= Description of the task =
Write out the whole listing word for word.

========================

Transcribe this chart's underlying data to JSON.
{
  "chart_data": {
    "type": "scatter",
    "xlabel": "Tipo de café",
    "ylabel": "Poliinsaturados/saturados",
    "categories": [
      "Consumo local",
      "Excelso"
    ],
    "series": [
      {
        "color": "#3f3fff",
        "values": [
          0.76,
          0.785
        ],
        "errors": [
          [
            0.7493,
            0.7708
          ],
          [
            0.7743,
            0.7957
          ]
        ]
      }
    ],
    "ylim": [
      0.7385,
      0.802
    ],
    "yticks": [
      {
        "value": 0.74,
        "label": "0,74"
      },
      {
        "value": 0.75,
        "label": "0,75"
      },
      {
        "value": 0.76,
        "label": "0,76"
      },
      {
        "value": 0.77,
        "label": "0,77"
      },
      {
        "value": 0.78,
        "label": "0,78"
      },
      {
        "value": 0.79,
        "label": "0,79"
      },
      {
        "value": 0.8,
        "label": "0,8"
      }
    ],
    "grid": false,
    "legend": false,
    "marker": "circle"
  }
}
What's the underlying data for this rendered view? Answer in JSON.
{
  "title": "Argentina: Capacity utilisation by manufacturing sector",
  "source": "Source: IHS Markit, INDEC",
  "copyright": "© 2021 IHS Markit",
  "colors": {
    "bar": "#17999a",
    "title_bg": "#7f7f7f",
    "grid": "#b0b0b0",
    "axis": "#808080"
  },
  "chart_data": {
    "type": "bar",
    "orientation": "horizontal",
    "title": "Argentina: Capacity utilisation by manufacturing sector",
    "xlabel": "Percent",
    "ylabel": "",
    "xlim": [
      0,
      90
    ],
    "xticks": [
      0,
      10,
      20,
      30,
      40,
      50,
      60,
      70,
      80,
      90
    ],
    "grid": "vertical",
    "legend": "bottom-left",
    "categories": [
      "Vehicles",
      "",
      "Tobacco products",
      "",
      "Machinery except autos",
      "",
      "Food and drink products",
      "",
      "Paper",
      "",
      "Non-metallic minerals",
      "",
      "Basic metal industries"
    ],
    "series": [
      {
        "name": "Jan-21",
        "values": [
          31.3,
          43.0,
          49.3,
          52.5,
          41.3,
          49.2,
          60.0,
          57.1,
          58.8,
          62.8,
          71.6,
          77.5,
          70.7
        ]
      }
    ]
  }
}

========================

= Complete response =
Transcribe this chart's underlying data to JSON.
{
  "chart_data": {
    "type": "scatter",
    "xlabel": "Tipo de café",
    "ylabel": "Poliinsaturados/saturados",
    "categories": [
      "Consumo local",
      "Excelso"
    ],
    "series": [
      {
        "color": "#3f3fff",
        "values": [
          0.76,
          0.785
        ],
        "errors": [
          [
            0.7493,
            0.7708
          ],
          [
            0.7743,
            0.7957
          ]
        ]
      }
    ],
    "ylim": [
      0.7385,
      0.802
    ],
    "yticks": [
      {
        "value": 0.74,
        "label": "0,74"
      },
      {
        "value": 0.75,
        "label": "0,75"
      },
      {
        "value": 0.76,
        "label": "0,76"
      },
      {
        "value": 0.77,
        "label": "0,77"
      },
      {
        "value": 0.78,
        "label": "0,78"
      },
      {
        "value": 0.79,
        "label": "0,79"
      },
      {
        "value": 0.8,
        "label": "0,8"
      }
    ],
    "grid": false,
    "legend": false,
    "marker": "circle"
  }
}
What's the underlying data for this rendered view? Answer in JSON.
{
  "title": "Argentina: Capacity utilisation by manufacturing sector",
  "source": "Source: IHS Markit, INDEC",
  "copyright": "© 2021 IHS Markit",
  "colors": {
    "bar": "#17999a",
    "title_bg": "#7f7f7f",
    "grid": "#b0b0b0",
    "axis": "#808080"
  },
  "chart_data": {
    "type": "bar",
    "orientation": "horizontal",
    "title": "Argentina: Capacity utilisation by manufacturing sector",
    "xlabel": "Percent",
    "ylabel": "",
    "xlim": [
      0,
      90
    ],
    "xticks": [
      0,
      10,
      20,
      30,
      40,
      50,
      60,
      70,
      80,
      90
    ],
    "grid": "vertical",
    "legend": "bottom-left",
    "categories": [
      "Vehicles",
      "",
      "Tobacco products",
      "",
      "Machinery except autos",
      "",
      "Food and drink products",
      "",
      "Paper",
      "",
      "Non-metallic minerals",
      "",
      "Basic metal industries"
    ],
    "series": [
      {
        "name": "Jan-21",
        "values": [
          31.3,
          43.0,
          49.3,
          52.5,
          41.3,
          49.2,
          60.0,
          57.1,
          58.8,
          62.8,
          71.6,
          77.5,
          70.7
        ]
      }
    ]
  }
}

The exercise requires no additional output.